(Records shown):
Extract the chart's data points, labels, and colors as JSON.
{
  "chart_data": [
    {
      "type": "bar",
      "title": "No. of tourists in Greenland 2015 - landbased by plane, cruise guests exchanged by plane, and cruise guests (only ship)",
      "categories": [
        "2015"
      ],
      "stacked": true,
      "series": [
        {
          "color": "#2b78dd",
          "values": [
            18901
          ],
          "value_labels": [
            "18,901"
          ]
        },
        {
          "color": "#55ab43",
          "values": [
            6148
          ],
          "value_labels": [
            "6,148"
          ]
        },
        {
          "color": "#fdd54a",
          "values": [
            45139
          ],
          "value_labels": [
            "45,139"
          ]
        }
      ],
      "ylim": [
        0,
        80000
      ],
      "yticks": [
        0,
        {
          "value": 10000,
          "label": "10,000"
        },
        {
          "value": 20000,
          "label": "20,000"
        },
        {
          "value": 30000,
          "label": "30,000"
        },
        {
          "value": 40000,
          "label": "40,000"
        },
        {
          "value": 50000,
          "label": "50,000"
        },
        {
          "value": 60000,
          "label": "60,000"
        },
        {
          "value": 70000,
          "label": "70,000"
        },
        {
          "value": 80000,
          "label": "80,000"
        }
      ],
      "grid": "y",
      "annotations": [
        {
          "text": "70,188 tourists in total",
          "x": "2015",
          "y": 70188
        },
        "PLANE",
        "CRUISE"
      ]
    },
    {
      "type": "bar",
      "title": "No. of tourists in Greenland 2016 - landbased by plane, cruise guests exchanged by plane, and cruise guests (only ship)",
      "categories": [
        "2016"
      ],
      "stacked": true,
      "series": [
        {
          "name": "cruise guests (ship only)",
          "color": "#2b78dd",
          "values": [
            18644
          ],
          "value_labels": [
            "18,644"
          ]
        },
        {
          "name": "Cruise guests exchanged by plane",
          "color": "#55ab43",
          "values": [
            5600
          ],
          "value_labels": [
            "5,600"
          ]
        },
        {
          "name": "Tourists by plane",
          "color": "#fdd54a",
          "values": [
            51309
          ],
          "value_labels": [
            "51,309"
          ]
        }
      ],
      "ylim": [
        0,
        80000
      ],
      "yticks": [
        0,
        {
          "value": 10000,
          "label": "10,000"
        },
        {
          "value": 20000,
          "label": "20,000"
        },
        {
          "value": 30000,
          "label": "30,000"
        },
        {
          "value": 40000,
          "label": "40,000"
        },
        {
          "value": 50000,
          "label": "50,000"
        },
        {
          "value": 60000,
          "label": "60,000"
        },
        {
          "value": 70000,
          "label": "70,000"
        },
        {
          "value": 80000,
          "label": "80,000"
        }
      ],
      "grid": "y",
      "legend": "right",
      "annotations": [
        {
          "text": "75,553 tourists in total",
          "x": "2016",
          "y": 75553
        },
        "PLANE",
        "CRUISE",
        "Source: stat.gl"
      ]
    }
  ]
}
...
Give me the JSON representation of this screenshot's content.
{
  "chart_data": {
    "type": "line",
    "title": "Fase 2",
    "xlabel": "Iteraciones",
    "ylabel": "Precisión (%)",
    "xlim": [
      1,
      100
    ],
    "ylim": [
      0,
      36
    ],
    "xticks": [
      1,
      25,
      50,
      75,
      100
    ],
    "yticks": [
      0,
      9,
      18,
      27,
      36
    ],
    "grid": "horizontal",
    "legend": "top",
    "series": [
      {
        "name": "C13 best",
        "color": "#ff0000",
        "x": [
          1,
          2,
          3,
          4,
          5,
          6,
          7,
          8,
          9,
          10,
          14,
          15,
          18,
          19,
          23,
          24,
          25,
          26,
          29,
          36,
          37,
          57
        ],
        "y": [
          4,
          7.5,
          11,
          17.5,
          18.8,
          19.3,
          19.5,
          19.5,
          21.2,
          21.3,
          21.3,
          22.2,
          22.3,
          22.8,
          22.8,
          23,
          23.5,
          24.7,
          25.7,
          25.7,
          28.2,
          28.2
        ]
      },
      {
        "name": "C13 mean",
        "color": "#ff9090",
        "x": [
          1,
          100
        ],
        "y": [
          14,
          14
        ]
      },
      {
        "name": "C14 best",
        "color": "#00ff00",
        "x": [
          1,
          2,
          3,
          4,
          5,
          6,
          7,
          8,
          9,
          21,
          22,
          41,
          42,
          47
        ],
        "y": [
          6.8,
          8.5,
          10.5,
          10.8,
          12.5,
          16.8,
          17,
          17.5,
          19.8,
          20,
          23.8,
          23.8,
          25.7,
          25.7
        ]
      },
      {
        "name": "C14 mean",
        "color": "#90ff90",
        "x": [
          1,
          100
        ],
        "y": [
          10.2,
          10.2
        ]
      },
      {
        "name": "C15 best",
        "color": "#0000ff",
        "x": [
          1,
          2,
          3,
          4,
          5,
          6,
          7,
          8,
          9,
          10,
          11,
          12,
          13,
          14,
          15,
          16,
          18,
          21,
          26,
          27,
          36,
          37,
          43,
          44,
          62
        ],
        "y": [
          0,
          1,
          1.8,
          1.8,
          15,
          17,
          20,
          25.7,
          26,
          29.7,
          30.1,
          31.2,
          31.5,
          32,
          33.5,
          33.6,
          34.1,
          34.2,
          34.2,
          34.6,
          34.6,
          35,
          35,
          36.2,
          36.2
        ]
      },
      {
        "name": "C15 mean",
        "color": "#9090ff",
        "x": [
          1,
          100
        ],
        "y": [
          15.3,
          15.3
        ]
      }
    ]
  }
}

(Work to be completed): Give the number of lines in the records that contain the string "total", and nothing besides.

(Complete output): 2